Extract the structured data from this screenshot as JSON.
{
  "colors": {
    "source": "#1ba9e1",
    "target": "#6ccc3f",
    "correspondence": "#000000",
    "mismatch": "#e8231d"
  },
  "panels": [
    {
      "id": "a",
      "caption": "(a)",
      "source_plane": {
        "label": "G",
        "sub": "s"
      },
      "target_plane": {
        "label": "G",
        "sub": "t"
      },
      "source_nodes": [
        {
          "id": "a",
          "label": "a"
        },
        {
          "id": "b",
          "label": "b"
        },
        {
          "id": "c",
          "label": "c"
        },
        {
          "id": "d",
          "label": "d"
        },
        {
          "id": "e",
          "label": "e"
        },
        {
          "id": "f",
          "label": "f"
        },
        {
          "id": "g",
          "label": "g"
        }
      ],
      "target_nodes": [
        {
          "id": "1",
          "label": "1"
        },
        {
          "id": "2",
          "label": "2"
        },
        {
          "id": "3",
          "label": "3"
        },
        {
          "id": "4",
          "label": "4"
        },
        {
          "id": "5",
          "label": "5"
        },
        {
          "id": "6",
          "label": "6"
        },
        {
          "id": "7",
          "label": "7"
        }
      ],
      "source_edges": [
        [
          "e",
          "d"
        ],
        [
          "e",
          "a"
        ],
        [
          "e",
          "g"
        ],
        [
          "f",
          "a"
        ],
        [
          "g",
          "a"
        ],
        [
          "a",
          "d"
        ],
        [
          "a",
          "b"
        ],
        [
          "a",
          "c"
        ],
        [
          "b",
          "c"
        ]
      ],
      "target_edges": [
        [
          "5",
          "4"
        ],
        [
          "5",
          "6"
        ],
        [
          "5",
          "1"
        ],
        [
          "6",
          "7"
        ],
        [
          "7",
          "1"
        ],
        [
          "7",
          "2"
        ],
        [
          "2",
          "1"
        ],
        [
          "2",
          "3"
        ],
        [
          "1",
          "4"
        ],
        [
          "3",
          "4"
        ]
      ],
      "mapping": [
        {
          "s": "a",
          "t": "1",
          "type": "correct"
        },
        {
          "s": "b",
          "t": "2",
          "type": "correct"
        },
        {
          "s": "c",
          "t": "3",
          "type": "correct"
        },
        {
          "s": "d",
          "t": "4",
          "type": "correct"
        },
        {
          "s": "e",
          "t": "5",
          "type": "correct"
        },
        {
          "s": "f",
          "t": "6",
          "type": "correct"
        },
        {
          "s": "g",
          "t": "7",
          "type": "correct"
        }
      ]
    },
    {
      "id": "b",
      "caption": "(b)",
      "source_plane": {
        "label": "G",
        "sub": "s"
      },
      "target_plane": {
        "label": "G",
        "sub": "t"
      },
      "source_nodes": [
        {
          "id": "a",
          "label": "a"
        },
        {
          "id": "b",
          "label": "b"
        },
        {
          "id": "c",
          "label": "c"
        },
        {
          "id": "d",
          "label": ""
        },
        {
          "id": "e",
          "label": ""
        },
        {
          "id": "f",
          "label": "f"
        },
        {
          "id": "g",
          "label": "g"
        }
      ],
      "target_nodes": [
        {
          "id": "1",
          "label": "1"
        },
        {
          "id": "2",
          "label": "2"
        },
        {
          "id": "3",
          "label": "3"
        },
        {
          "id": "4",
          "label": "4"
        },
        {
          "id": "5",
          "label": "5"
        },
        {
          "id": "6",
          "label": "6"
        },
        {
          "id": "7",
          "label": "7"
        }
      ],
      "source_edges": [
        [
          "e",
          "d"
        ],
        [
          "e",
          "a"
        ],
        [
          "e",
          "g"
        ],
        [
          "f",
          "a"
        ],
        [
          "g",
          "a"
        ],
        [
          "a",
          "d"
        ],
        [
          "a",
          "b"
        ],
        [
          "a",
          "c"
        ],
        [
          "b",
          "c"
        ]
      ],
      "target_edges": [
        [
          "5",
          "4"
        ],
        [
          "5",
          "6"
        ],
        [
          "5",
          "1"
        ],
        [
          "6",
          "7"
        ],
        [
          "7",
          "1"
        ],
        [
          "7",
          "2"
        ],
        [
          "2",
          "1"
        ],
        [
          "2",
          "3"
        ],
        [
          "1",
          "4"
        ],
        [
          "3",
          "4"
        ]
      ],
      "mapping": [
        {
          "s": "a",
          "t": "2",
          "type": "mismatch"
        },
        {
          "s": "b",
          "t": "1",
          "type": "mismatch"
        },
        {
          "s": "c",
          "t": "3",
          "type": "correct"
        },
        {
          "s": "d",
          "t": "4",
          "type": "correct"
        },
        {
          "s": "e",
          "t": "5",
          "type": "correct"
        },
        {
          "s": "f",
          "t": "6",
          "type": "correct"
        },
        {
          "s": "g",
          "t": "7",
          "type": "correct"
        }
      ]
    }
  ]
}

—————

▶ **What the task asks**:
Can you give every line above again, exactly as written?

▶ **Output for this task**:
Extract the structured data from this screenshot as JSON.
{
  "colors": {
    "source": "#1ba9e1",
    "target": "#6ccc3f",
    "correspondence": "#000000",
    "mismatch": "#e8231d"
  },
  "panels": [
    {
      "id": "a",
      "caption": "(a)",
      "source_plane": {
        "label": "G",
        "sub": "s"
      },
      "target_plane": {
        "label": "G",
        "sub": "t"
      },
      "source_nodes": [
        {
          "id": "a",
          "label": "a"
        },
        {
          "id": "b",
          "label": "b"
        },
        {
          "id": "c",
          "label": "c"
        },
        {
          "id": "d",
          "label": "d"
        },
        {
          "id": "e",
          "label": "e"
        },
        {
          "id": "f",
          "label": "f"
        },
        {
          "id": "g",
          "label": "g"
        }
      ],
      "target_nodes": [
        {
          "id": "1",
          "label": "1"
        },
        {
          "id": "2",
          "label": "2"
        },
        {
          "id": "3",
          "label": "3"
        },
        {
          "id": "4",
          "label": "4"
        },
        {
          "id": "5",
          "label": "5"
        },
        {
          "id": "6",
          "label": "6"
        },
        {
          "id": "7",
          "label": "7"
        }
      ],
      "source_edges": [
        [
          "e",
          "d"
        ],
        [
          "e",
          "a"
        ],
        [
          "e",
          "g"
        ],
        [
          "f",
          "a"
        ],
        [
          "g",
          "a"
        ],
        [
          "a",
          "d"
        ],
        [
          "a",
          "b"
        ],
        [
          "a",
          "c"
        ],
        [
          "b",
          "c"
        ]
      ],
      "target_edges": [
        [
          "5",
          "4"
        ],
        [
          "5",
          "6"
        ],
        [
          "5",
          "1"
        ],
        [
          "6",
          "7"
        ],
        [
          "7",
          "1"
        ],
        [
          "7",
          "2"
        ],
        [
          "2",
          "1"
        ],
        [
          "2",
          "3"
        ],
        [
          "1",
          "4"
        ],
        [
          "3",
          "4"
        ]
      ],
      "mapping": [
        {
          "s": "a",
          "t": "1",
          "type": "correct"
        },
        {
          "s": "b",
          "t": "2",
          "type": "correct"
        },
        {
          "s": "c",
          "t": "3",
          "type": "correct"
        },
        {
          "s": "d",
          "t": "4",
          "type": "correct"
        },
        {
          "s": "e",
          "t": "5",
          "type": "correct"
        },
        {
          "s": "f",
          "t": "6",
          "type": "correct"
        },
        {
          "s": "g",
          "t": "7",
          "type": "correct"
        }
      ]
    },
    {
      "id": "b",
      "caption": "(b)",
      "source_plane": {
        "label": "G",
        "sub": "s"
      },
      "target_plane": {
        "label": "G",
        "sub": "t"
      },
      "source_nodes": [
        {
          "id": "a",
          "label": "a"
        },
        {
          "id": "b",
          "label": "b"
        },
        {
          "id": "c",
          "label": "c"
        },
        {
          "id": "d",
          "label": ""
        },
        {
          "id": "e",
          "label": ""
        },
        {
          "id": "f",
          "label": "f"
        },
        {
          "id": "g",
          "label": "g"
        }
      ],
      "target_nodes": [
        {
          "id": "1",
          "label": "1"
        },
        {
          "id": "2",
          "label": "2"
        },
        {
          "id": "3",
          "label": "3"
        },
        {
          "id": "4",
          "label": "4"
        },
        {
          "id": "5",
          "label": "5"
        },
        {
          "id": "6",
          "label": "6"
        },
        {
          "id": "7",
          "label": "7"
        }
      ],
      "source_edges": [
        [
          "e",
          "d"
        ],
        [
          "e",
          "a"
        ],
        [
          "e",
          "g"
        ],
        [
          "f",
          "a"
        ],
        [
          "g",
          "a"
        ],
        [
          "a",
          "d"
        ],
        [
          "a",
          "b"
        ],
        [
          "a",
          "c"
        ],
        [
          "b",
          "c"
        ]
      ],
      "target_edges": [
        [
          "5",
          "4"
        ],
        [
          "5",
          "6"
        ],
        [
          "5",
          "1"
        ],
        [
          "6",
          "7"
        ],
        [
          "7",
          "1"
        ],
        [
          "7",
          "2"
        ],
        [
          "2",
          "1"
        ],
        [
          "2",
          "3"
        ],
        [
          "1",
          "4"
        ],
        [
          "3",
          "4"
        ]
      ],
      "mapping": [
        {
          "s": "a",
          "t": "2",
          "type": "mismatch"
        },
        {
          "s": "b",
          "t": "1",
          "type": "mismatch"
        },
        {
          "s": "c",
          "t": "3",
          "type": "correct"
        },
        {
          "s": "d",
          "t": "4",
          "type": "correct"
        },
        {
          "s": "e",
          "t": "5",
          "type": "correct"
        },
        {
          "s": "f",
          "t": "6",
          "type": "correct"
        },
        {
          "s": "g",
          "t": "7",
          "type": "correct"
        }
      ]
    }
  ]
}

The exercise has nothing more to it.